## Exercise directions
Of all the lines in the material, how many include the word "City"? Give only the number.

## Data for processing

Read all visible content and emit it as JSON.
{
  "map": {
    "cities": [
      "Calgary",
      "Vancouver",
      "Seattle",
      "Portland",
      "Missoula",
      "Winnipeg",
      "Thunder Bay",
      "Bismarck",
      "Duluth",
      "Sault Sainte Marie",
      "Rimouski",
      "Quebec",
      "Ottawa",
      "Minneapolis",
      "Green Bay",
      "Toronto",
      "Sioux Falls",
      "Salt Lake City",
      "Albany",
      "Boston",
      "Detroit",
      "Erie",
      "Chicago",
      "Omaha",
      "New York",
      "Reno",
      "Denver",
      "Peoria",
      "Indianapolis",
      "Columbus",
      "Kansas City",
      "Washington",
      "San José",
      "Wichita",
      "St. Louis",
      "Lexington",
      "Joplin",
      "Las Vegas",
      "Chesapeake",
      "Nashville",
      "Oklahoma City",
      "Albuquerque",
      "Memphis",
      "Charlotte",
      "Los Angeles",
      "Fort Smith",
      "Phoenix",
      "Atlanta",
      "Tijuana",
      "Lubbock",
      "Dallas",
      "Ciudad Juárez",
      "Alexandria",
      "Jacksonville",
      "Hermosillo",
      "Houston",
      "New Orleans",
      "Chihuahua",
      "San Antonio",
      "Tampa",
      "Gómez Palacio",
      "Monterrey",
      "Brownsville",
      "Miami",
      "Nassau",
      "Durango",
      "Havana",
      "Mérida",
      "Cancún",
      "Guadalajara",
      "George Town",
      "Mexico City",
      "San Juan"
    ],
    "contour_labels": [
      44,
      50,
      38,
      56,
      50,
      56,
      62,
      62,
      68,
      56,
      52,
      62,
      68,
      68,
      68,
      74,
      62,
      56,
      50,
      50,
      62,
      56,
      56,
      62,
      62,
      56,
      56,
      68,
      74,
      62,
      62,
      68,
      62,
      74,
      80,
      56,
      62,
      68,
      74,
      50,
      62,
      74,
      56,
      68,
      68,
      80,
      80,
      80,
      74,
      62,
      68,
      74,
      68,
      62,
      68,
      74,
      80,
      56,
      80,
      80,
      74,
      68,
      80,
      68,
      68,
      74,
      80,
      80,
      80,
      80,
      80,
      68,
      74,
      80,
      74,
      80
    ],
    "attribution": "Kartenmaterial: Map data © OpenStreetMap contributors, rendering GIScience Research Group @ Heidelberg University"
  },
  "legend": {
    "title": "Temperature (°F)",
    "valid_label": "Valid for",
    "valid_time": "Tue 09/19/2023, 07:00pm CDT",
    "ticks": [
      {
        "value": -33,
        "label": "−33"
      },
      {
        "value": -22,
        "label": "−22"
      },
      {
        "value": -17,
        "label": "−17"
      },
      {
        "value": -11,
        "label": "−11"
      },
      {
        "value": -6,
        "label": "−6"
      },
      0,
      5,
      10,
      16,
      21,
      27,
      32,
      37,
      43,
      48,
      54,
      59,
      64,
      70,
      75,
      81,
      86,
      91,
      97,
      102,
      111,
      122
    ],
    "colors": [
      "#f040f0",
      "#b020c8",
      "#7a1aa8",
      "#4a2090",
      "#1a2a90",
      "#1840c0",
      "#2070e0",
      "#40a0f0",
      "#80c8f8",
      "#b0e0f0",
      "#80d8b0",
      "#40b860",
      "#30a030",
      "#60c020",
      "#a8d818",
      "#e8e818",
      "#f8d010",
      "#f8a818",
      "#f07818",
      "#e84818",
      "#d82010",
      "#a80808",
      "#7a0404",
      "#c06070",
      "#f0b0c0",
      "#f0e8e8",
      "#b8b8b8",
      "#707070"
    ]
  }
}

## Completed exercise
4